[Stored items]
+===+

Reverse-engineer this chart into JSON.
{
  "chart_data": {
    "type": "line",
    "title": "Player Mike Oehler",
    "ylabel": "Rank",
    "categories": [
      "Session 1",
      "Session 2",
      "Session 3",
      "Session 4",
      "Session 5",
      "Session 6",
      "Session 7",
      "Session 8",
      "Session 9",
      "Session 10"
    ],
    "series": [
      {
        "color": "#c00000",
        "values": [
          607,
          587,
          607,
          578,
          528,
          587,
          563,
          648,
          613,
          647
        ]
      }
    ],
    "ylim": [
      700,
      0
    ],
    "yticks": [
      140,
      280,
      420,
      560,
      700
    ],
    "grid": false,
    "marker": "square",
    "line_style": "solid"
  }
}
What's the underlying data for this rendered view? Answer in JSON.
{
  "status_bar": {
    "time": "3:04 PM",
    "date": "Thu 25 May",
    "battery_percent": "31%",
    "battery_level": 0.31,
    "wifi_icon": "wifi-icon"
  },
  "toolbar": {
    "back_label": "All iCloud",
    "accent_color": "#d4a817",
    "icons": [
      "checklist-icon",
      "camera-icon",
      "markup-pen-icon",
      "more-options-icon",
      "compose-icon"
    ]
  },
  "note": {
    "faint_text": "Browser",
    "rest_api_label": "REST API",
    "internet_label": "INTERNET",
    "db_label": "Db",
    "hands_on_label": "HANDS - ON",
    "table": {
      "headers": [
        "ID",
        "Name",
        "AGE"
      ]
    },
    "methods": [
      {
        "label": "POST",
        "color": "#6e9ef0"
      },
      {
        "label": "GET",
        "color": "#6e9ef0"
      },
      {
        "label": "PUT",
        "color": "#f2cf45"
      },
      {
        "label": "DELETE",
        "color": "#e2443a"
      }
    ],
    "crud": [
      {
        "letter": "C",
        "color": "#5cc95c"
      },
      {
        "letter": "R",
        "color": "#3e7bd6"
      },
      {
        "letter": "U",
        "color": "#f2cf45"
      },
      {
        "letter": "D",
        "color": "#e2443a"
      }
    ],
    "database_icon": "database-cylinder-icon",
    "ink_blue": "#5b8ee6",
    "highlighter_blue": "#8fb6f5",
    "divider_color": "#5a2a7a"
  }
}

+===+

■ **OBJECTIVE**
From the listing, copy every line where the string "JSON" appears.

■ **SOLUTION TO THIS TASK**
Reverse-engineer this chart into JSON.
What's the underlying data for this rendered view? Answer in JSON.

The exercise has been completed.